**EXERCISE INSTRUCTIONS**
**1)** In the horse coat color thread, how many coat colors does the dataset use?
**2)** Reproduce the part of the horse coat color thread that opens with the words containing "Horse ID | Coatcolor(old)" and closes with "other are switched.".

**TEXT BLOCK**

■ ■ ■ ■

I have a dataset with horses and want to group them based on coat colors. In my dataset more than 140 colors are used, I would like to go back to only a few coat colors and assign the rest to Other. But for some horses the coat color has not been registered, i.e. those are unknown. Below is what the new colors should be. (To illustrate the problem I have an old coat color and a new one. But I want to simply change the coat colors, not create a new column with colors)
Horse ID | Coatcolor(old) | Coatcolor |
---|---|---|
1 | black | Black |
2 | bayspotted | Spotted |
3 | chestnut | Chestnut |
4 | grey | Grey |
5 | cream dun | Other |
6 | Unknown | |
7 | blue roan | Other |
8 | chestnutgrey | Grey |
9 | blackspotted | Spotted |
10 | Unknown |
Instead, I get the data below(second table), where unknown and other are switched.
Horse ID | Coatcolor |
---|---|
1 | Black |
2 | Spotted |
3 | Chestnut |
4 | Grey |
5 | Unknown |
6 | Other |
7 | Unknown |
8 | Grey |
9 | Spotted |
10 | Other |
I used the following code
mydata <- data %>%
mutate(Coatcolor = case_when(
str_detect(Coatcolor, "spotted") ~ "Spotted",
str_detect(Coatcolor, "grey") ~ "Grey",
str_detect(Coatcolor, "chestnut") ~ "Chestnut",
str_detect(Coatcolor, "black") ~ "Black",
str_detect(Coatcolor, "") ~ "Unknown",
TRUE ~ Coatcolor
))
mydata$Coatcolor[!mydata$Coatcolor %in% c("Spotted", "Grey", "Chestnut", "Black", "Unknown")] <- "Other"
So what am I doing wrong/missing? Thanks in advance.
You can use the recode
function of thedplyr
package. Assuming the missing spots are NA
' s, you can then subsequently set all NA
's to "Other" with replace_na
of the tidyr
package. It depends on the format of your missing data spots.
mydata <- tibble(
id = 1:10,
coatcol = letters[1:10]
)
mydata$coatcol[5] <- NA
mydata$coatcol[4] <- ""
mydata <- mydata %>%
mutate_all(list(~na_if(.,""))) %>% # convert empty string to NA
mutate(Coatcolor_old = replace_na(coatcol, "Unknown")) %>% #set all NA to Unknown
mutate(Coatcolor_new = recode(
Coatcolor_old,
'spotted'= 'Spotted',
'bayspotted' = 'Spotted',
'old_name' = 'new_name',
'a' = 'A', #etc.
))
mydata

■ ■ ■ ■

**RECORDS SHOWN**
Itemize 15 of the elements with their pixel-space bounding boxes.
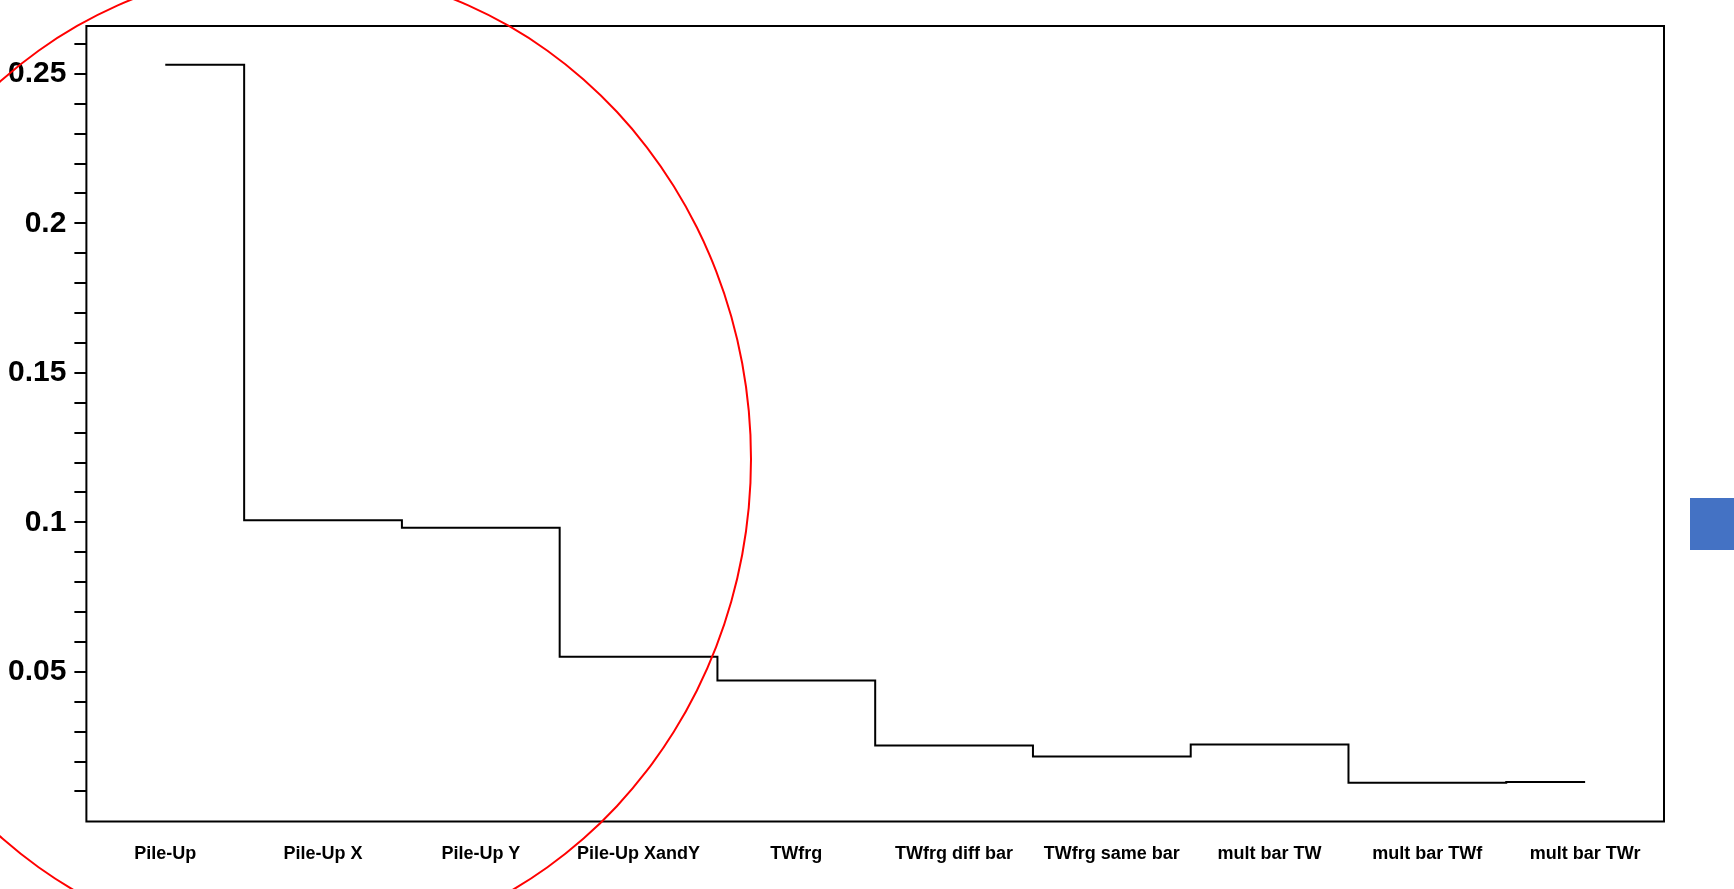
x-tick-label: TWfrg [770,843,823,864]
y-tick-label: 0.1 [24,503,67,537]
y-tick-label: 0.05 [8,653,67,687]
x-tick-label: mult bar TWf [1372,843,1484,864]
x-tick-label: TWfrg same bar [1043,843,1180,864]
y-tick-label: 0.2 [24,204,67,238]
x-tick-label: Pile-Up XandY [577,843,701,864]
y-tick-label: 0.15 [8,354,67,388]
x-tick-label: mult bar TW [1217,843,1322,864]
x-tick-label: Pile-Up Y [441,843,521,864]
x-tick-label: Pile-Up X [283,843,363,864]
y-tick-label: 0.25 [8,55,67,89]
x-tick-label: TWfrg diff bar [895,843,1014,864]
x-tick-label: Pile-Up [134,843,197,864]
x-tick-label: mult bar TWr [1529,843,1641,864]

■ ■ ■ ■

**TASK-BY-TASK OUTPUTS**
**1)** More than 140 colors.

**2)**
Horse ID | Coatcolor(old) | Coatcolor |
---|---|---|
1 | black | Black |
2 | bayspotted | Spotted |
3 | chestnut | Chestnut |
4 | grey | Grey |
5 | cream dun | Other |
6 | Unknown | |
7 | blue roan | Other |
8 | chestnutgrey | Grey |
9 | blackspotted | Spotted |
10 | Unknown |
Instead, I get the data below(second table), where unknown and other are switched.